- [What to produce]:
Copy every item below word for word, changing nothing on any line.

- [Records to use]:

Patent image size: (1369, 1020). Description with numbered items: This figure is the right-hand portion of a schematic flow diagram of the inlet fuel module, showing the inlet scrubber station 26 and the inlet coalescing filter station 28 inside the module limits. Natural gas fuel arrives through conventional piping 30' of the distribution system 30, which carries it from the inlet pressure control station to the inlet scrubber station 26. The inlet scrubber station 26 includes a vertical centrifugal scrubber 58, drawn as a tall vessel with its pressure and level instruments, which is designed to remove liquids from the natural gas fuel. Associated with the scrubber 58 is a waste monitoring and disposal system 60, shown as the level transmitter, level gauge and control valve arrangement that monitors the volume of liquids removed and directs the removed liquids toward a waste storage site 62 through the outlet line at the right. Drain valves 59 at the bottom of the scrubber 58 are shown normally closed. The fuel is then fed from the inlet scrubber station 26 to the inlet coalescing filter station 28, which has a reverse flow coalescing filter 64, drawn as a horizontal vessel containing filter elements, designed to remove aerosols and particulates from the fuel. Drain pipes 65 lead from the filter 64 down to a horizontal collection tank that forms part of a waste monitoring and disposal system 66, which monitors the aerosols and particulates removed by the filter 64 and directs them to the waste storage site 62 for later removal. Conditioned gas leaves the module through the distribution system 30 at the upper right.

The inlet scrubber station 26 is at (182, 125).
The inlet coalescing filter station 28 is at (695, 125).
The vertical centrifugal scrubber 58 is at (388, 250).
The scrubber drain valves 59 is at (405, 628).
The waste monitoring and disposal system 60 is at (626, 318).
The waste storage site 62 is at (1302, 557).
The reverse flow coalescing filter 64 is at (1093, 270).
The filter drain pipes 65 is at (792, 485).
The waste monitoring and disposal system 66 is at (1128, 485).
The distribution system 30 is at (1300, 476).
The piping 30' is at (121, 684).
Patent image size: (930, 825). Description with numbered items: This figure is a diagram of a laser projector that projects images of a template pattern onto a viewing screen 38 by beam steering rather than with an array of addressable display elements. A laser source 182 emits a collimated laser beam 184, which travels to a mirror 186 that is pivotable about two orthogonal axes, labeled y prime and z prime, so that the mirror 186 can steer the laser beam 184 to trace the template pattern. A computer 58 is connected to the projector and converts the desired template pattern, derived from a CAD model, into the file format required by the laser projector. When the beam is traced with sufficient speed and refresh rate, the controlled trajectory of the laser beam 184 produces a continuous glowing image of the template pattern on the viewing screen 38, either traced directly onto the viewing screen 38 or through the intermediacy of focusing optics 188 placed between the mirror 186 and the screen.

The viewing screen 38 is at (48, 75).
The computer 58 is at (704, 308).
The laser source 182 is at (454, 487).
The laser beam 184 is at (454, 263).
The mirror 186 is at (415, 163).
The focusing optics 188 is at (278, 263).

- [Completed task]:
Patent image size: (1369, 1020). Description with numbered items: This figure is the right-hand portion of a schematic flow diagram of the inlet fuel module, showing the inlet scrubber station 26 and the inlet coalescing filter station 28 inside the module limits. Natural gas fuel arrives through conventional piping 30' of the distribution system 30, which carries it from the inlet pressure control station to the inlet scrubber station 26. The inlet scrubber station 26 includes a vertical centrifugal scrubber 58, drawn as a tall vessel with its pressure and level instruments, which is designed to remove liquids from the natural gas fuel. Associated with the scrubber 58 is a waste monitoring and disposal system 60, shown as the level transmitter, level gauge and control valve arrangement that monitors the volume of liquids removed and directs the removed liquids toward a waste storage site 62 through the outlet line at the right. Drain valves 59 at the bottom of the scrubber 58 are shown normally closed. The fuel is then fed from the inlet scrubber station 26 to the inlet coalescing filter station 28, which has a reverse flow coalescing filter 64, drawn as a horizontal vessel containing filter elements, designed to remove aerosols and particulates from the fuel. Drain pipes 65 lead from the filter 64 down to a horizontal collection tank that forms part of a waste monitoring and disposal system 66, which monitors the aerosols and particulates removed by the filter 64 and directs them to the waste storage site 62 for later removal. Conditioned gas leaves the module through the distribution system 30 at the upper right.

The inlet scrubber station 26 is at (182, 125).
The inlet coalescing filter station 28 is at (695, 125).
The vertical centrifugal scrubber 58 is at (388, 250).
The scrubber drain valves 59 is at (405, 628).
The waste monitoring and disposal system 60 is at (626, 318).
The waste storage site 62 is at (1302, 557).
The reverse flow coalescing filter 64 is at (1093, 270).
The filter drain pipes 65 is at (792, 485).
The waste monitoring and disposal system 66 is at (1128, 485).
The distribution system 30 is at (1300, 476).
The piping 30' is at (121, 684).
Patent image size: (930, 825). Description with numbered items: This figure is a diagram of a laser projector that projects images of a template pattern onto a viewing screen 38 by beam steering rather than with an array of addressable display elements. A laser source 182 emits a collimated laser beam 184, which travels to a mirror 186 that is pivotable about two orthogonal axes, labeled y prime and z prime, so that the mirror 186 can steer the laser beam 184 to trace the template pattern. A computer 58 is connected to the projector and converts the desired template pattern, derived from a CAD model, into the file format required by the laser projector. When the beam is traced with sufficient speed and refresh rate, the controlled trajectory of the laser beam 184 produces a continuous glowing image of the template pattern on the viewing screen 38, either traced directly onto the viewing screen 38 or through the intermediacy of focusing optics 188 placed between the mirror 186 and the screen.

The viewing screen 38 is at (48, 75).
The computer 58 is at (704, 308).
The laser source 182 is at (454, 487).
The laser beam 184 is at (454, 263).
The mirror 186 is at (415, 163).
The focusing optics 188 is at (278, 263).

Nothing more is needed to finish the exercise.